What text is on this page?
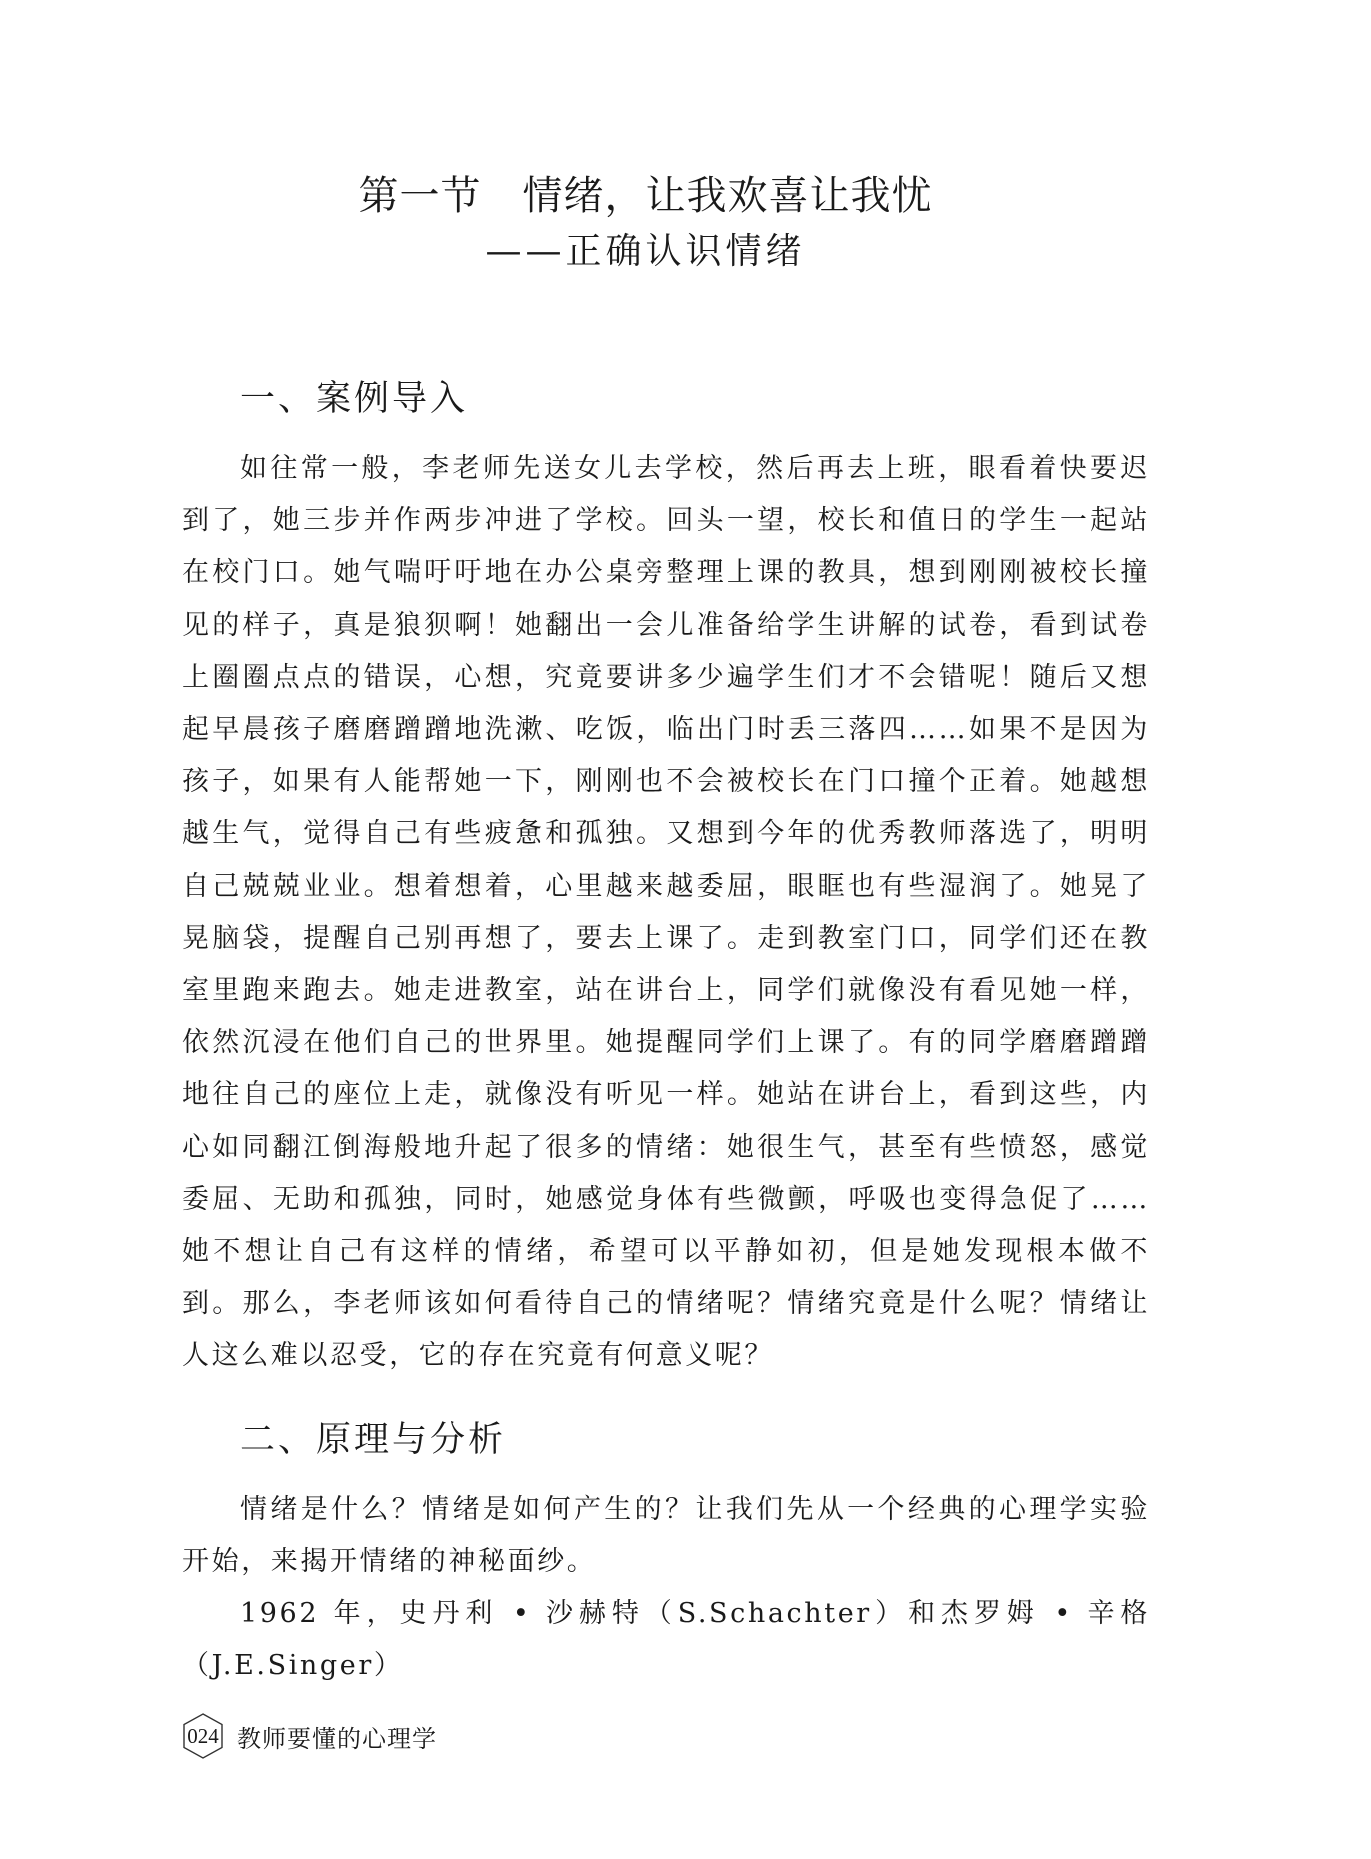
第一节　情绪，让我欢喜让我忧
——正确认识情绪
一、案例导入

如往常一般，李老师先送女儿去学校，然后再去上班，眼看着快要迟到了，她三步并作两步冲进了学校。回头一望，校长和值日的学生一起站在校门口。她气喘吁吁地在办公桌旁整理上课的教具，想到刚刚被校长撞见的样子，真是狼狈啊！她翻出一会儿准备给学生讲解的试卷，看到试卷上圈圈点点的错误，心想，究竟要讲多少遍学生们才不会错呢！随后又想起早晨孩子磨磨蹭蹭地洗漱、吃饭，临出门时丢三落四……如果不是因为孩子，如果有人能帮她一下，刚刚也不会被校长在门口撞个正着。她越想越生气，觉得自己有些疲惫和孤独。又想到今年的优秀教师落选了，明明自己兢兢业业。想着想着，心里越来越委屈，眼眶也有些湿润了。她晃了晃脑袋，提醒自己别再想了，要去上课了。走到教室门口，同学们还在教室里跑来跑去。她走进教室，站在讲台上，同学们就像没有看见她一样，依然沉浸在他们自己的世界里。她提醒同学们上课了。有的同学磨磨蹭蹭地往自己的座位上走，就像没有听见一样。她站在讲台上，看到这些，内心如同翻江倒海般地升起了很多的情绪：她很生气，甚至有些愤怒，感觉委屈、无助和孤独，同时，她感觉身体有些微颤，呼吸也变得急促了……她不想让自己有这样的情绪，希望可以平静如初，但是她发现根本做不到。那么，李老师该如何看待自己的情绪呢？情绪究竟是什么呢？情绪让人这么难以忍受，它的存在究竟有何意义呢？

二、原理与分析

情绪是什么？情绪是如何产生的？让我们先从一个经典的心理学实验开始，来揭开情绪的神秘面纱。

1962 年，史丹利 • 沙赫特（S.Schachter）和杰罗姆 • 辛格（J.E.Singer）

024 教师要懂的心理学
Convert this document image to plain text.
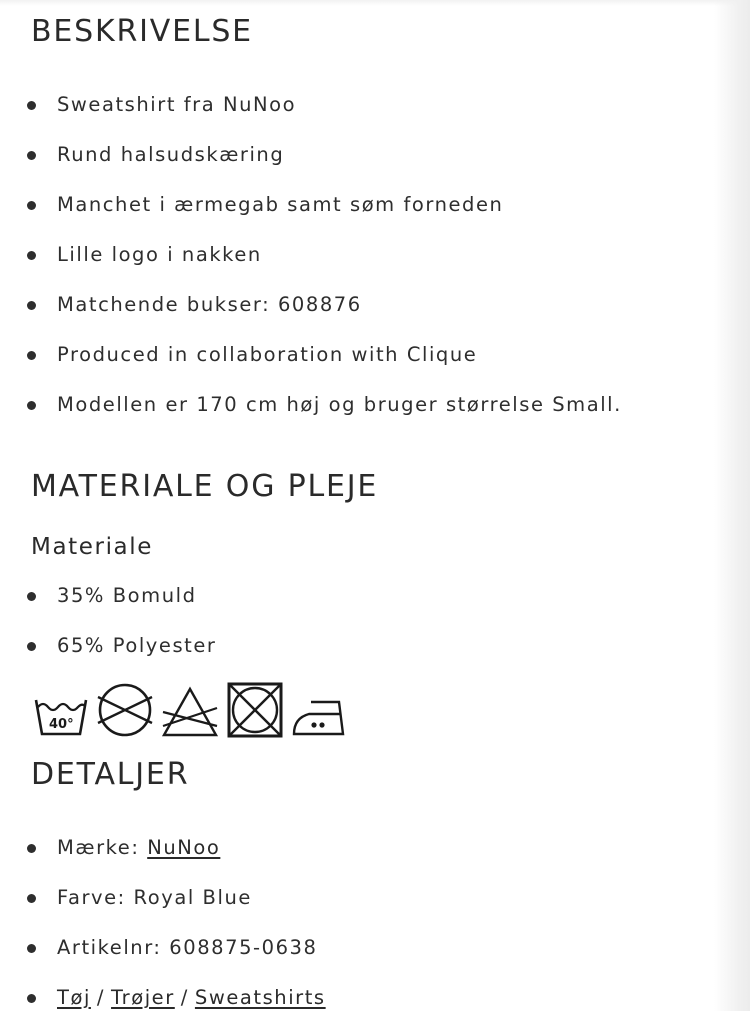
BESKRIVELSE
Sweatshirt fra NuNoo
Rund halsudskæring
Manchet i ærmegab samt søm forneden
Lille logo i nakken
Matchende bukser: 608876
Produced in collaboration with Clique
Modellen er 170 cm høj og bruger størrelse Small.
MATERIALE OG PLEJE
Materiale
35% Bomuld
65% Polyester
40°
DETALJER
Mærke: NuNoo
Farve: Royal Blue
Artikelnr: 608875-0638
Tøj / Trøjer / Sweatshirts
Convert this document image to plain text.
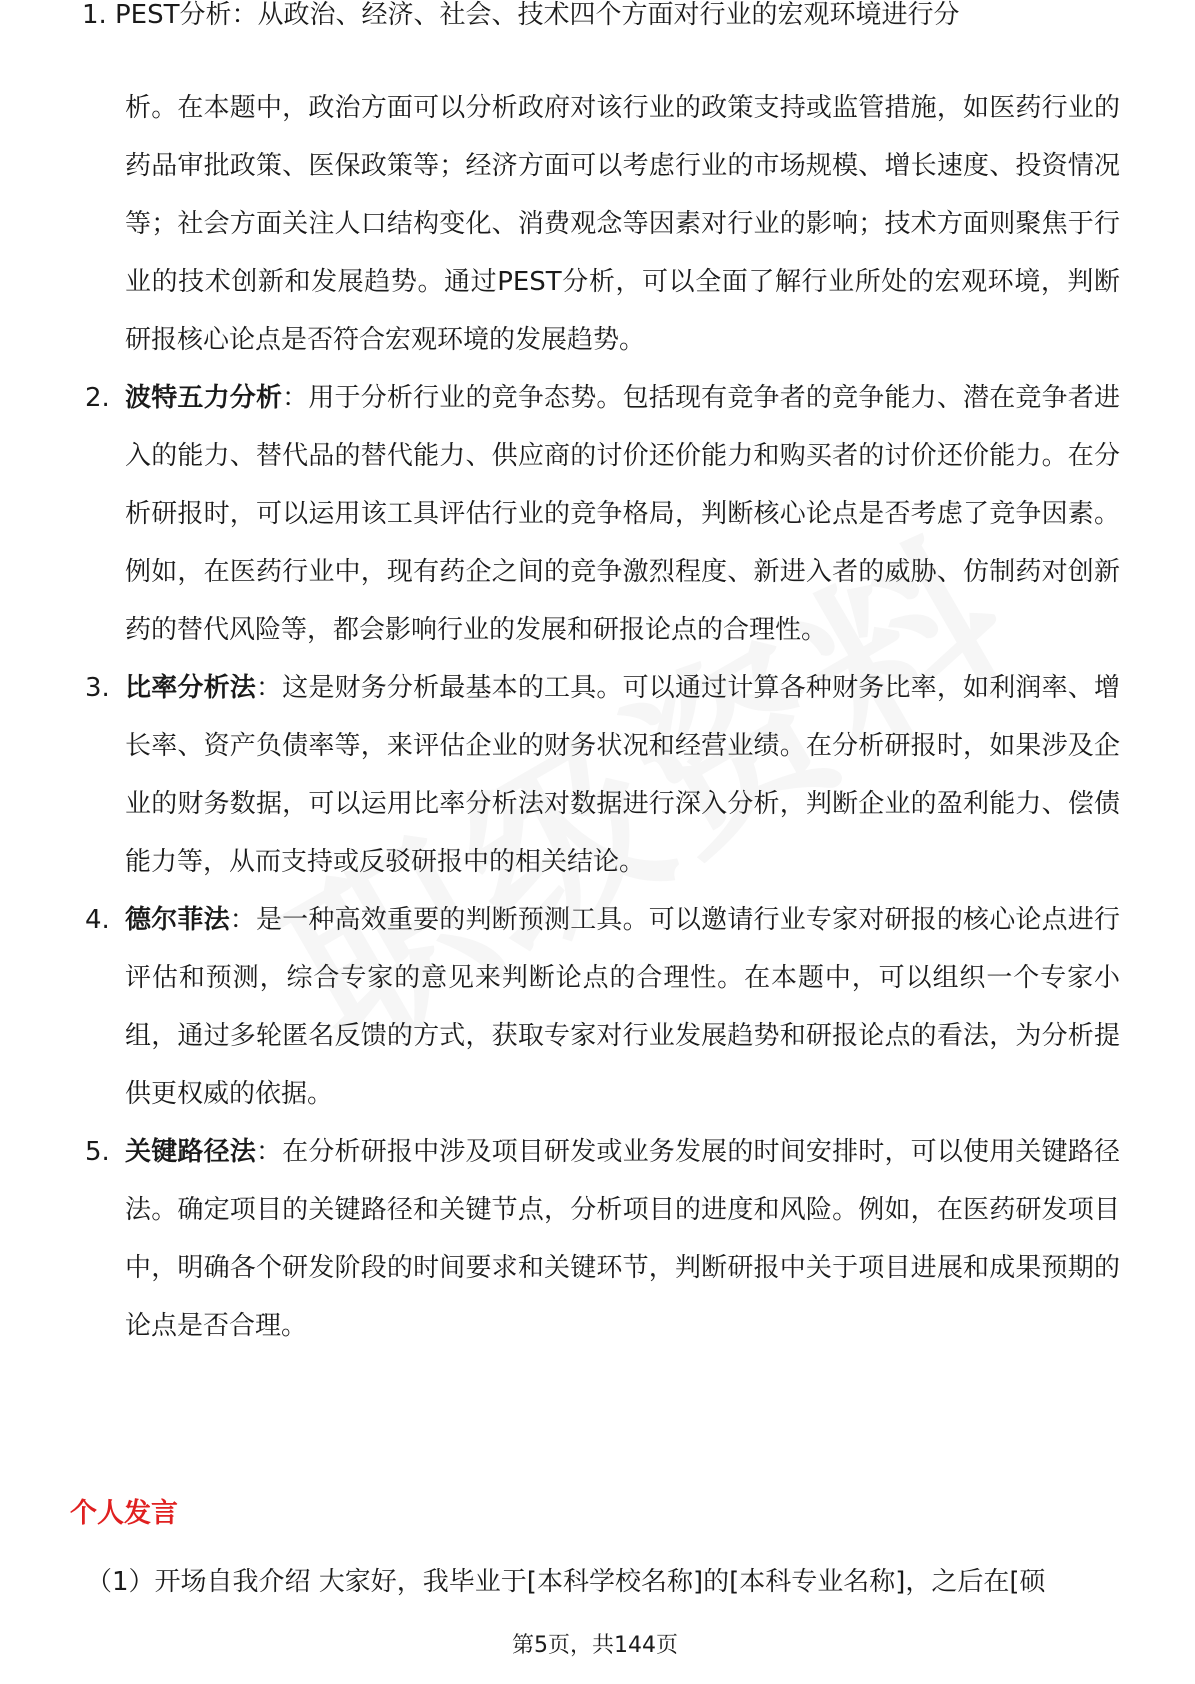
1. PEST分析：从政治、经济、社会、技术四个方面对行业的宏观环境进行分
析。在本题中，政治方面可以分析政府对该行业的政策支持或监管措施，如医药行业的药品审批政策、医保政策等；经济方面可以考虑行业的市场规模、增长速度、投资情况等；社会方面关注人口结构变化、消费观念等因素对行业的影响；技术方面则聚焦于行业的技术创新和发展趋势。通过PEST分析，可以全面了解行业所处的宏观环境，判断研报核心论点是否符合宏观环境的发展趋势。
2. 波特五力分析：用于分析行业的竞争态势。包括现有竞争者的竞争能力、潜在竞争者进入的能力、替代品的替代能力、供应商的讨价还价能力和购买者的讨价还价能力。在分析研报时，可以运用该工具评估行业的竞争格局，判断核心论点是否考虑了竞争因素。例如，在医药行业中，现有药企之间的竞争激烈程度、新进入者的威胁、仿制药对创新药的替代风险等，都会影响行业的发展和研报论点的合理性。
3. 比率分析法：这是财务分析最基本的工具。可以通过计算各种财务比率，如利润率、增长率、资产负债率等，来评估企业的财务状况和经营业绩。在分析研报时，如果涉及企业的财务数据，可以运用比率分析法对数据进行深入分析，判断企业的盈利能力、偿债能力等，从而支持或反驳研报中的相关结论。
4. 德尔菲法：是一种高效重要的判断预测工具。可以邀请行业专家对研报的核心论点进行评估和预测，综合专家的意见来判断论点的合理性。在本题中，可以组织一个专家小组，通过多轮匿名反馈的方式，获取专家对行业发展趋势和研报论点的看法，为分析提供更权威的依据。
5. 关键路径法：在分析研报中涉及项目研发或业务发展的时间安排时，可以使用关键路径法。确定项目的关键路径和关键节点，分析项目的进度和风险。例如，在医药研发项目中，明确各个研发阶段的时间要求和关键环节，判断研报中关于项目进展和成果预期的论点是否合理。
个人发言
（1）开场自我介绍 大家好，我毕业于[本科学校名称]的[本科专业名称]，之后在[硕
第5页，共144页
--
JOB: Go through the material and copy out every line with "在本题中" in it.

ANSWER TO THIS TASK:
析。在本题中，政治方面可以分析政府对该行业的政策支持或监管措施，如医药行业的药品审批政策、医保政策等；经济方面可以考虑行业的市场规模、增长速度、投资情况等；社会方面关注人口结构变化、消费观念等因素对行业的影响；技术方面则聚焦于行业的技术创新和发展趋势。通过PEST分析，可以全面了解行业所处的宏观环境，判断研报核心论点是否符合宏观环境的发展趋势。
4. 德尔菲法：是一种高效重要的判断预测工具。可以邀请行业专家对研报的核心论点进行评估和预测，综合专家的意见来判断论点的合理性。在本题中，可以组织一个专家小组，通过多轮匿名反馈的方式，获取专家对行业发展趋势和研报论点的看法，为分析提供更权威的依据。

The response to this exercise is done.